Aim of the task> Copy all the records exactly; the complete set is the expected result.

Segment Start: Dataset records

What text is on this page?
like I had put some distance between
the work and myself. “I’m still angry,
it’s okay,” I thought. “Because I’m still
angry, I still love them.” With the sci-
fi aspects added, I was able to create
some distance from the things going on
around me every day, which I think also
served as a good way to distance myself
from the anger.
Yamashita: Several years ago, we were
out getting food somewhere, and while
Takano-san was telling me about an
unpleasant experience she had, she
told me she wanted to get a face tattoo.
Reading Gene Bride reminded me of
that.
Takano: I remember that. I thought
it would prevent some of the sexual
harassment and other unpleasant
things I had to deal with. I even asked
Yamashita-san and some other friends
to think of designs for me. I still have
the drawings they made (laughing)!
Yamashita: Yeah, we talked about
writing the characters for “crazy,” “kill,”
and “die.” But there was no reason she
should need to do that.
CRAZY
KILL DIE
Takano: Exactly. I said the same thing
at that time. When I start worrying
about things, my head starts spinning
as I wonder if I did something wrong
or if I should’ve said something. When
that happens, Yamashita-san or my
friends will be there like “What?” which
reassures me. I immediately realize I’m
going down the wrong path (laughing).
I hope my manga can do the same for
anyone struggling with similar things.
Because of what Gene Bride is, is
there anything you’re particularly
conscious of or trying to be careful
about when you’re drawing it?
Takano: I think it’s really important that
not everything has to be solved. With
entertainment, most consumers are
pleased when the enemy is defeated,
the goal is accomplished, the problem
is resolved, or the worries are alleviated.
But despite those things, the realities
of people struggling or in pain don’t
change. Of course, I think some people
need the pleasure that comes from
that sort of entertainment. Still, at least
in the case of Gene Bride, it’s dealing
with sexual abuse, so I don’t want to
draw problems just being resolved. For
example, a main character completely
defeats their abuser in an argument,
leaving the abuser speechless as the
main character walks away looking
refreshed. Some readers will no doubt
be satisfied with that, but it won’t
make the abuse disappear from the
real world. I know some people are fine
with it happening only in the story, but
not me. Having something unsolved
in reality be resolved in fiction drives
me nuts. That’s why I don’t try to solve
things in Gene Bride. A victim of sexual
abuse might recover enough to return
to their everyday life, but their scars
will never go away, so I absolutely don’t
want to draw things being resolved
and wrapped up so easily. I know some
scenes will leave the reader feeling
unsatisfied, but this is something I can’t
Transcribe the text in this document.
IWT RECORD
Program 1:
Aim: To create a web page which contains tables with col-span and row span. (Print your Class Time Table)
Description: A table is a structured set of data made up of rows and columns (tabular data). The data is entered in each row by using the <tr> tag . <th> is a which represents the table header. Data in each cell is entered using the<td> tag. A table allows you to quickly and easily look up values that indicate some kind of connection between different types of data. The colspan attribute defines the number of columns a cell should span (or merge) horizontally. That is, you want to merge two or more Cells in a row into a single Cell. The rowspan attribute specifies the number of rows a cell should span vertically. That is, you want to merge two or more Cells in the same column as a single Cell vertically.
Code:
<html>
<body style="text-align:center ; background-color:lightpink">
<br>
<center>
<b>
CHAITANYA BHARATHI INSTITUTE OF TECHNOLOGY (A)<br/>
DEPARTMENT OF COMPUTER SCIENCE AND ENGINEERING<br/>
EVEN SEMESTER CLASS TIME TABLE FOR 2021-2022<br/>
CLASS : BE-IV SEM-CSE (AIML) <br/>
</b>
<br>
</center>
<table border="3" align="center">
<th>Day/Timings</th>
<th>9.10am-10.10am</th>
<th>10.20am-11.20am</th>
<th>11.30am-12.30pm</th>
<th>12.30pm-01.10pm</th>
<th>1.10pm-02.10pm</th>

Segment End: Dataset records

Result for this task>
What text is on this page?
like I had put some distance between
the work and myself. “I’m still angry,
it’s okay,” I thought. “Because I’m still
angry, I still love them.” With the sci-
fi aspects added, I was able to create
some distance from the things going on
around me every day, which I think also
served as a good way to distance myself
from the anger.
Yamashita: Several years ago, we were
out getting food somewhere, and while
Takano-san was telling me about an
unpleasant experience she had, she
told me she wanted to get a face tattoo.
Reading Gene Bride reminded me of
that.
Takano: I remember that. I thought
it would prevent some of the sexual
harassment and other unpleasant
things I had to deal with. I even asked
Yamashita-san and some other friends
to think of designs for me. I still have
the drawings they made (laughing)!
Yamashita: Yeah, we talked about
writing the characters for “crazy,” “kill,”
and “die.” But there was no reason she
should need to do that.
CRAZY
KILL DIE
Takano: Exactly. I said the same thing
at that time. When I start worrying
about things, my head starts spinning
as I wonder if I did something wrong
or if I should’ve said something. When
that happens, Yamashita-san or my
friends will be there like “What?” which
reassures me. I immediately realize I’m
going down the wrong path (laughing).
I hope my manga can do the same for
anyone struggling with similar things.
Because of what Gene Bride is, is
there anything you’re particularly
conscious of or trying to be careful
about when you’re drawing it?
Takano: I think it’s really important that
not everything has to be solved. With
entertainment, most consumers are
pleased when the enemy is defeated,
the goal is accomplished, the problem
is resolved, or the worries are alleviated.
But despite those things, the realities
of people struggling or in pain don’t
change. Of course, I think some people
need the pleasure that comes from
that sort of entertainment. Still, at least
in the case of Gene Bride, it’s dealing
with sexual abuse, so I don’t want to
draw problems just being resolved. For
example, a main character completely
defeats their abuser in an argument,
leaving the abuser speechless as the
main character walks away looking
refreshed. Some readers will no doubt
be satisfied with that, but it won’t
make the abuse disappear from the
real world. I know some people are fine
with it happening only in the story, but
not me. Having something unsolved
in reality be resolved in fiction drives
me nuts. That’s why I don’t try to solve
things in Gene Bride. A victim of sexual
abuse might recover enough to return
to their everyday life, but their scars
will never go away, so I absolutely don’t
want to draw things being resolved
and wrapped up so easily. I know some
scenes will leave the reader feeling
unsatisfied, but this is something I can’t
Transcribe the text in this document.
IWT RECORD
Program 1:
Aim: To create a web page which contains tables with col-span and row span. (Print your Class Time Table)
Description: A table is a structured set of data made up of rows and columns (tabular data). The data is entered in each row by using the <tr> tag . <th> is a which represents the table header. Data in each cell is entered using the<td> tag. A table allows you to quickly and easily look up values that indicate some kind of connection between different types of data. The colspan attribute defines the number of columns a cell should span (or merge) horizontally. That is, you want to merge two or more Cells in a row into a single Cell. The rowspan attribute specifies the number of rows a cell should span vertically. That is, you want to merge two or more Cells in the same column as a single Cell vertically.
Code:
<html>
<body style="text-align:center ; background-color:lightpink">
<br>
<center>
<b>
CHAITANYA BHARATHI INSTITUTE OF TECHNOLOGY (A)<br/>
DEPARTMENT OF COMPUTER SCIENCE AND ENGINEERING<br/>
EVEN SEMESTER CLASS TIME TABLE FOR 2021-2022<br/>
CLASS : BE-IV SEM-CSE (AIML) <br/>
</b>
<br>
</center>
<table border="3" align="center">
<th>Day/Timings</th>
<th>9.10am-10.10am</th>
<th>10.20am-11.20am</th>
<th>11.30am-12.30pm</th>
<th>12.30pm-01.10pm</th>
<th>1.10pm-02.10pm</th>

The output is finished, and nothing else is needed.